__Given problem__
Set down all of the data exactly as it appears.

__Material for this exercise__
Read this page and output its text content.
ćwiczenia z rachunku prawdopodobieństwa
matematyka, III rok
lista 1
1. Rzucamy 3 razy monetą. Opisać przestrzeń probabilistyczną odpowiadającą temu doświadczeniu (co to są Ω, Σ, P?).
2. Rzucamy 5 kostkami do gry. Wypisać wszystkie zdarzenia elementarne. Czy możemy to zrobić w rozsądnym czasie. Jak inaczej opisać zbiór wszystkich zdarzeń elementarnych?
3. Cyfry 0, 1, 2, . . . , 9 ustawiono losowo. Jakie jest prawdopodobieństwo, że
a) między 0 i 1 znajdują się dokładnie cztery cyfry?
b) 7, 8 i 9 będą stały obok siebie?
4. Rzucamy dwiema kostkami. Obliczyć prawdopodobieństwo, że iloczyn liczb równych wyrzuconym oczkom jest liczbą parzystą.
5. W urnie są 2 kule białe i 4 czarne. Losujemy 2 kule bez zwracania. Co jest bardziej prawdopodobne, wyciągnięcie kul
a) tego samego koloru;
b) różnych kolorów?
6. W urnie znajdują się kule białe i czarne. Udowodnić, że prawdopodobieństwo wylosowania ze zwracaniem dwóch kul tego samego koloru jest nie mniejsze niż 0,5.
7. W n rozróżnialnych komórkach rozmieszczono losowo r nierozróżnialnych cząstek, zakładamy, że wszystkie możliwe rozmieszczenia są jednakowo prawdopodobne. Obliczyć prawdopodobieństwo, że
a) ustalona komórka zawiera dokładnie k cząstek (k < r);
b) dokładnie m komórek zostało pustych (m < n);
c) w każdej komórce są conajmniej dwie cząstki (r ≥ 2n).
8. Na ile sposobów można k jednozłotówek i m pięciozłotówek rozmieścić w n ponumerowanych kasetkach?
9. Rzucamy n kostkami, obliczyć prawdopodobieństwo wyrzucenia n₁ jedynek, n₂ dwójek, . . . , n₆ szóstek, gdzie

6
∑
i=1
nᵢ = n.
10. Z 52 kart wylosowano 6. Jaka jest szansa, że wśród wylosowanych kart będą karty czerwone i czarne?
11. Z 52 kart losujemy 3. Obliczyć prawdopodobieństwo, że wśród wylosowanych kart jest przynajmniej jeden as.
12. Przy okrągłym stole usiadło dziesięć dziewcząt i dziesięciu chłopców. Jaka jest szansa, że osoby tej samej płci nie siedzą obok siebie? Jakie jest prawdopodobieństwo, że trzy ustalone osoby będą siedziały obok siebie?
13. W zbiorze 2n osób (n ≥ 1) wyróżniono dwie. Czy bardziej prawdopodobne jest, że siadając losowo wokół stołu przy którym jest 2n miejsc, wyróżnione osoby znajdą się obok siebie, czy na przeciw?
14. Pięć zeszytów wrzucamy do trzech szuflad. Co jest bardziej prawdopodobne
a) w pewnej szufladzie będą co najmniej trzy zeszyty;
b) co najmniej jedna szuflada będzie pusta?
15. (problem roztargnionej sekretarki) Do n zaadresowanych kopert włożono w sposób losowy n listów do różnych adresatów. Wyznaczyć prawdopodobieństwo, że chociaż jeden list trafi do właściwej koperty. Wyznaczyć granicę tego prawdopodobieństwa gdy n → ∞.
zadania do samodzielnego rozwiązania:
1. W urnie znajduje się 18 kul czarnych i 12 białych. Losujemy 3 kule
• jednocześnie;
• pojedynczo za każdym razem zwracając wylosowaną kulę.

__Answer to this problem__
Read this page and output its text content.
ćwiczenia z rachunku prawdopodobieństwa
matematyka, III rok
lista 1
1. Rzucamy 3 razy monetą. Opisać przestrzeń probabilistyczną odpowiadającą temu doświadczeniu (co to są Ω, Σ, P?).
2. Rzucamy 5 kostkami do gry. Wypisać wszystkie zdarzenia elementarne. Czy możemy to zrobić w rozsądnym czasie. Jak inaczej opisać zbiór wszystkich zdarzeń elementarnych?
3. Cyfry 0, 1, 2, . . . , 9 ustawiono losowo. Jakie jest prawdopodobieństwo, że
a) między 0 i 1 znajdują się dokładnie cztery cyfry?
b) 7, 8 i 9 będą stały obok siebie?
4. Rzucamy dwiema kostkami. Obliczyć prawdopodobieństwo, że iloczyn liczb równych wyrzuconym oczkom jest liczbą parzystą.
5. W urnie są 2 kule białe i 4 czarne. Losujemy 2 kule bez zwracania. Co jest bardziej prawdopodobne, wyciągnięcie kul
a) tego samego koloru;
b) różnych kolorów?
6. W urnie znajdują się kule białe i czarne. Udowodnić, że prawdopodobieństwo wylosowania ze zwracaniem dwóch kul tego samego koloru jest nie mniejsze niż 0,5.
7. W n rozróżnialnych komórkach rozmieszczono losowo r nierozróżnialnych cząstek, zakładamy, że wszystkie możliwe rozmieszczenia są jednakowo prawdopodobne. Obliczyć prawdopodobieństwo, że
a) ustalona komórka zawiera dokładnie k cząstek (k < r);
b) dokładnie m komórek zostało pustych (m < n);
c) w każdej komórce są conajmniej dwie cząstki (r ≥ 2n).
8. Na ile sposobów można k jednozłotówek i m pięciozłotówek rozmieścić w n ponumerowanych kasetkach?
9. Rzucamy n kostkami, obliczyć prawdopodobieństwo wyrzucenia n₁ jedynek, n₂ dwójek, . . . , n₆ szóstek, gdzie

6
∑
i=1
nᵢ = n.
10. Z 52 kart wylosowano 6. Jaka jest szansa, że wśród wylosowanych kart będą karty czerwone i czarne?
11. Z 52 kart losujemy 3. Obliczyć prawdopodobieństwo, że wśród wylosowanych kart jest przynajmniej jeden as.
12. Przy okrągłym stole usiadło dziesięć dziewcząt i dziesięciu chłopców. Jaka jest szansa, że osoby tej samej płci nie siedzą obok siebie? Jakie jest prawdopodobieństwo, że trzy ustalone osoby będą siedziały obok siebie?
13. W zbiorze 2n osób (n ≥ 1) wyróżniono dwie. Czy bardziej prawdopodobne jest, że siadając losowo wokół stołu przy którym jest 2n miejsc, wyróżnione osoby znajdą się obok siebie, czy na przeciw?
14. Pięć zeszytów wrzucamy do trzech szuflad. Co jest bardziej prawdopodobne
a) w pewnej szufladzie będą co najmniej trzy zeszyty;
b) co najmniej jedna szuflada będzie pusta?
15. (problem roztargnionej sekretarki) Do n zaadresowanych kopert włożono w sposób losowy n listów do różnych adresatów. Wyznaczyć prawdopodobieństwo, że chociaż jeden list trafi do właściwej koperty. Wyznaczyć granicę tego prawdopodobieństwa gdy n → ∞.
zadania do samodzielnego rozwiązania:
1. W urnie znajduje się 18 kul czarnych i 12 białych. Losujemy 3 kule
• jednocześnie;
• pojedynczo za każdym razem zwracając wylosowaną kulę.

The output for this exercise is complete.